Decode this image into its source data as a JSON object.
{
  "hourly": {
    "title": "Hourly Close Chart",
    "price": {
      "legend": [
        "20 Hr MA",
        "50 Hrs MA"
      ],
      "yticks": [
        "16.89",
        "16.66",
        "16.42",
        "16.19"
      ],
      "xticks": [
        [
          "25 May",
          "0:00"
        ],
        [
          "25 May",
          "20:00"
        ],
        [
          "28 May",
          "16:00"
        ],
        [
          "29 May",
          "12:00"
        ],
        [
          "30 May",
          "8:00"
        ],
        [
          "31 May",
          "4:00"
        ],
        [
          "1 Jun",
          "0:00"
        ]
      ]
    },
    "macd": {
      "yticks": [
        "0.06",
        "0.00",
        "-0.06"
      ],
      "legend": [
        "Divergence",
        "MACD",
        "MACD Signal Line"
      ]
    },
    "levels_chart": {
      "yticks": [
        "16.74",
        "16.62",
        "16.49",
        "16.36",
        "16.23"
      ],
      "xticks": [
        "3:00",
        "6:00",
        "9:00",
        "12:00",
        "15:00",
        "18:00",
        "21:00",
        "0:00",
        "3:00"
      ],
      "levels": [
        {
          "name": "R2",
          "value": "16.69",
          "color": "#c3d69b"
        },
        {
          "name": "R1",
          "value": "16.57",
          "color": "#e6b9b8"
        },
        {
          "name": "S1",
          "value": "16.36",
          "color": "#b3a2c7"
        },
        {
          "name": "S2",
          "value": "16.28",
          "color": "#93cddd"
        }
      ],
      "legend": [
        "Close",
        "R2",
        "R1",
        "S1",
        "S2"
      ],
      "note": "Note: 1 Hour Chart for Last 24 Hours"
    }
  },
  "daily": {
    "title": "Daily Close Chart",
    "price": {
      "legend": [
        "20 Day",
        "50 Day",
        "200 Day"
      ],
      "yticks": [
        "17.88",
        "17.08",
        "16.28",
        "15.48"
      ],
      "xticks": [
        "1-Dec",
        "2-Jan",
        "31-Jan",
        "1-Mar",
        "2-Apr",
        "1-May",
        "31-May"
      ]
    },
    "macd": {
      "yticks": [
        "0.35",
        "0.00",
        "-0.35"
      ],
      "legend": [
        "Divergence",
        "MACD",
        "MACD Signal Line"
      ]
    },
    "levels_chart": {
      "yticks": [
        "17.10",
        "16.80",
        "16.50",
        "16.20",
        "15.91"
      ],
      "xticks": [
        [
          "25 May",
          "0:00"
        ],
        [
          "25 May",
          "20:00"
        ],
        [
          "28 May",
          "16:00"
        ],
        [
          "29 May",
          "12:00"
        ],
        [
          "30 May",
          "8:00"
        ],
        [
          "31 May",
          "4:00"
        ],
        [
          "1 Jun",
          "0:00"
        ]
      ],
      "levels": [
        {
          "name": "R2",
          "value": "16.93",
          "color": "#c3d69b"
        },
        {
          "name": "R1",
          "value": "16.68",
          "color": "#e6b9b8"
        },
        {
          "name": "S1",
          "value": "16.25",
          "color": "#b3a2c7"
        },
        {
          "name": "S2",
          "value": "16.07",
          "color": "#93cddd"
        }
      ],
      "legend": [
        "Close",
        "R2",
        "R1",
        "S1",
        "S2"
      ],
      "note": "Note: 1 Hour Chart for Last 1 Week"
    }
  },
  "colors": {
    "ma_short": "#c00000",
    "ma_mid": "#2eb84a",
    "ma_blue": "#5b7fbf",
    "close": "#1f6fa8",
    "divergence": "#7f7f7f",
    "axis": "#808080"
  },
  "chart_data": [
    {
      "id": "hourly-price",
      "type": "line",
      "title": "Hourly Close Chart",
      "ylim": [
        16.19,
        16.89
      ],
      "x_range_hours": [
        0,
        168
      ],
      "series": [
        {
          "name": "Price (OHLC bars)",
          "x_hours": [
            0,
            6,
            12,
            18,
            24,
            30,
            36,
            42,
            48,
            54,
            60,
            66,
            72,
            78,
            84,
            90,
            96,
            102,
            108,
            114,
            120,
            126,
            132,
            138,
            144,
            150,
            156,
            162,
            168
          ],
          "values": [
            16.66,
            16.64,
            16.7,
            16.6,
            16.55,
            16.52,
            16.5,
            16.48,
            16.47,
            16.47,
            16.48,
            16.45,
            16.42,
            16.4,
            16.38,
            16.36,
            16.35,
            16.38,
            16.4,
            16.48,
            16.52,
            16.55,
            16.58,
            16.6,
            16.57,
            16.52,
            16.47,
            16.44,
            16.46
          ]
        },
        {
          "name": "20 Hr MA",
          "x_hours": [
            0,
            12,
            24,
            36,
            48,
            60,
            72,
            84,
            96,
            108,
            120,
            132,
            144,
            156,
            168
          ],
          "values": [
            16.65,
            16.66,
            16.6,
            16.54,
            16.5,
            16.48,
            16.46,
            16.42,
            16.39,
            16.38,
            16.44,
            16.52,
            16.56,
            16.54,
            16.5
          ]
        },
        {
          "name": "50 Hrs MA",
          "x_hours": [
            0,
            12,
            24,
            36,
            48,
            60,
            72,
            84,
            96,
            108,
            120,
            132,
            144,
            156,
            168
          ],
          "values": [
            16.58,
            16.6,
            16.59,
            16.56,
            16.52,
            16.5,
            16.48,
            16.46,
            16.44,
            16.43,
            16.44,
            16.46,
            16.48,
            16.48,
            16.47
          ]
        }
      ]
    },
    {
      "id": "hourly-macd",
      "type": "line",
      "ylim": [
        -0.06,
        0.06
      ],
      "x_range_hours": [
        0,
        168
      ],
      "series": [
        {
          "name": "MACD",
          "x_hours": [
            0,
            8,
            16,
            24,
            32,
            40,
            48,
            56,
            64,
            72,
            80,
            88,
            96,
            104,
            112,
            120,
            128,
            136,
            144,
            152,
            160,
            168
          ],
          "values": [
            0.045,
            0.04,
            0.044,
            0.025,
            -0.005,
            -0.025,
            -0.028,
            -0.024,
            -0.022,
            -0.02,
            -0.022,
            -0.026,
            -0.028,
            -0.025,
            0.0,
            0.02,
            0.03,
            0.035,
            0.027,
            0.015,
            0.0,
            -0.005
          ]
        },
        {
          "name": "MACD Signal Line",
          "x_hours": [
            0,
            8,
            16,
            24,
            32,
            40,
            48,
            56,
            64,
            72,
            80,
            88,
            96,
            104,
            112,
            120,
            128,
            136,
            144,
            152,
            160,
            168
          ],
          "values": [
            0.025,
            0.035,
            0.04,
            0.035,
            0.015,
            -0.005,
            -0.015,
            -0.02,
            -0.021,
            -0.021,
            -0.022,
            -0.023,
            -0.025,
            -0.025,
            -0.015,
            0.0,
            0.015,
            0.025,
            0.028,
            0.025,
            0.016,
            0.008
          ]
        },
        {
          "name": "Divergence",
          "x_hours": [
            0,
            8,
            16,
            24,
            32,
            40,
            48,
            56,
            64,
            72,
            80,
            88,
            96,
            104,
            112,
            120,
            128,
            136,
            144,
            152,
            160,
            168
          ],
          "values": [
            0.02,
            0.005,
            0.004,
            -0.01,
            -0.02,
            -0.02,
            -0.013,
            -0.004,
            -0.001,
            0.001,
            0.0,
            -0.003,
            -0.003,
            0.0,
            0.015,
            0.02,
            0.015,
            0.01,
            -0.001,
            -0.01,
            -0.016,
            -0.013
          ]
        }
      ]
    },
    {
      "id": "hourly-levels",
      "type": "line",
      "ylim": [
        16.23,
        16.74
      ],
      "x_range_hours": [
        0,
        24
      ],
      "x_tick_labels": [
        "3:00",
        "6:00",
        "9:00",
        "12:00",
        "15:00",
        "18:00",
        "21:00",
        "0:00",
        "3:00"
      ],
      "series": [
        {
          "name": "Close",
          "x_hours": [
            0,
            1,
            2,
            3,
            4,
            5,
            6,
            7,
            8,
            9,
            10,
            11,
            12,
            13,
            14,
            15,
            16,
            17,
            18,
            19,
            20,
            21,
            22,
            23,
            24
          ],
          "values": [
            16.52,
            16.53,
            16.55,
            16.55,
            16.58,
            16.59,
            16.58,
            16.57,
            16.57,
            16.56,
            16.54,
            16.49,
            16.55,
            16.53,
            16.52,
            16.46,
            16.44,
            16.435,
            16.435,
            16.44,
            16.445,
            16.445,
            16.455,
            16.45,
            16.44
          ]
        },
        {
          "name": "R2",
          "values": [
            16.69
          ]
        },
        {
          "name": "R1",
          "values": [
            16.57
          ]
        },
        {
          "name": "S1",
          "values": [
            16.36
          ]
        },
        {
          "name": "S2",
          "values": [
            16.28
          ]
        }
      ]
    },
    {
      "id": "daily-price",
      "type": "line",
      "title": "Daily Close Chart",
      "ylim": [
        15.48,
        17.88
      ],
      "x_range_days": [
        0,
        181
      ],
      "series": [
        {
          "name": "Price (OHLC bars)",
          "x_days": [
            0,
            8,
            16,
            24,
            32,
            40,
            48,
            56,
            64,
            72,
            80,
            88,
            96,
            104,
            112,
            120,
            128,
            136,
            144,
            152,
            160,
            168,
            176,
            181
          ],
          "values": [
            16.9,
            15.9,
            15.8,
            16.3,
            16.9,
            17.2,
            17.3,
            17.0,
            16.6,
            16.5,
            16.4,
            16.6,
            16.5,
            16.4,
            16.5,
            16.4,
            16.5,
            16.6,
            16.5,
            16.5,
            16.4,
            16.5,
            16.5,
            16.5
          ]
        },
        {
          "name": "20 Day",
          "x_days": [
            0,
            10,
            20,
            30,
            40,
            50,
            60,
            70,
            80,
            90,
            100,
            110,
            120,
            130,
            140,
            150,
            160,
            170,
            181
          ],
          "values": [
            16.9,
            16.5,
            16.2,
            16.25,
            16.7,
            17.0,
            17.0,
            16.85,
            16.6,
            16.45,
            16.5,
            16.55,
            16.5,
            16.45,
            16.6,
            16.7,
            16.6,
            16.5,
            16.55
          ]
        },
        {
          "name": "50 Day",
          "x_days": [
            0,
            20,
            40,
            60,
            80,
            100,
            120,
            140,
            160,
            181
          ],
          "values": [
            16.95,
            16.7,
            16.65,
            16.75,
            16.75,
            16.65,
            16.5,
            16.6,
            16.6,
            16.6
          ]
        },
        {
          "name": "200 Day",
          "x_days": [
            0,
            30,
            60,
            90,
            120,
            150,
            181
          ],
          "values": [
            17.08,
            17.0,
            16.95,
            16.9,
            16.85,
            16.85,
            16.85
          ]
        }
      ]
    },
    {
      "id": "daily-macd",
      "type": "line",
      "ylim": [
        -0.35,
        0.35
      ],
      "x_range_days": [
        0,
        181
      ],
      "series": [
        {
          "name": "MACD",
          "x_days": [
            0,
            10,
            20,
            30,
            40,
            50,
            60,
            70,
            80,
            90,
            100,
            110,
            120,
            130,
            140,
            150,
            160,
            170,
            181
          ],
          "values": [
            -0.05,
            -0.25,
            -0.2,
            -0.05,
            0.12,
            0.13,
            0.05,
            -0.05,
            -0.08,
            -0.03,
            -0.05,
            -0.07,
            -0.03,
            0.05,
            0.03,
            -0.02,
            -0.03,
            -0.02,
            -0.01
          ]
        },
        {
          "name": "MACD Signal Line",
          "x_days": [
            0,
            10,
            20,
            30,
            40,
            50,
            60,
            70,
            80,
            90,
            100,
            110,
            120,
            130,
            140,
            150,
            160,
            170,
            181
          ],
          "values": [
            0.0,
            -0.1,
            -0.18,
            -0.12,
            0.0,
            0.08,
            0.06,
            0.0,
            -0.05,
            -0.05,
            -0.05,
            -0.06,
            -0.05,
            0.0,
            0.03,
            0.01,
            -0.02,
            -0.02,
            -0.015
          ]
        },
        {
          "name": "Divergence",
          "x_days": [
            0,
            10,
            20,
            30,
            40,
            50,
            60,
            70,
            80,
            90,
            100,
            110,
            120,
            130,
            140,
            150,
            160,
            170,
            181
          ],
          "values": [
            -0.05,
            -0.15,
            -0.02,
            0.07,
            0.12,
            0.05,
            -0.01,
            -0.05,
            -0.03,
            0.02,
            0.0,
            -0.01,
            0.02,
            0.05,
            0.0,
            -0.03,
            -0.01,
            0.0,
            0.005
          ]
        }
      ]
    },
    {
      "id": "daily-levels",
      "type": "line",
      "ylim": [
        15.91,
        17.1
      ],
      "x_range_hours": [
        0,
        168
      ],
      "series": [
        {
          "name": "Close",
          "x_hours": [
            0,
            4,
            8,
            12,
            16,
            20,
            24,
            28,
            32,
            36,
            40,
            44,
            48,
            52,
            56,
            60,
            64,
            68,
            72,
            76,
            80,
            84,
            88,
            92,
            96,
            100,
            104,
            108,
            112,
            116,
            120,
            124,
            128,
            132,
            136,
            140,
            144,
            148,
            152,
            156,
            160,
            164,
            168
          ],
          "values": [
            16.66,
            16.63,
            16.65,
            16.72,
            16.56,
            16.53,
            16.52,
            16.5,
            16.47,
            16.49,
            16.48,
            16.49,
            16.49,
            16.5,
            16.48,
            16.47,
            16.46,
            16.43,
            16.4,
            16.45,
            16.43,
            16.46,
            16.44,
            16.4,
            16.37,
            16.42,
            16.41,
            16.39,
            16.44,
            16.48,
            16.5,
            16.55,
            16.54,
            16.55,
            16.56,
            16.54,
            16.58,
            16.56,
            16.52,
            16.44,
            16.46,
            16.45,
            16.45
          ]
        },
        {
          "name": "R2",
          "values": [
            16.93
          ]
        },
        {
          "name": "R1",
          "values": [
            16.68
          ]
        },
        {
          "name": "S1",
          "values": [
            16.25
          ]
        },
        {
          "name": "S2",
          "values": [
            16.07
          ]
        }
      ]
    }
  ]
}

■ Aim ■
Pick out each line in the material containing "Last".

■ Result of the task ■
      "note": "Note: 1 Hour Chart for Last 24 Hours"
      "note": "Note: 1 Hour Chart for Last 1 Week"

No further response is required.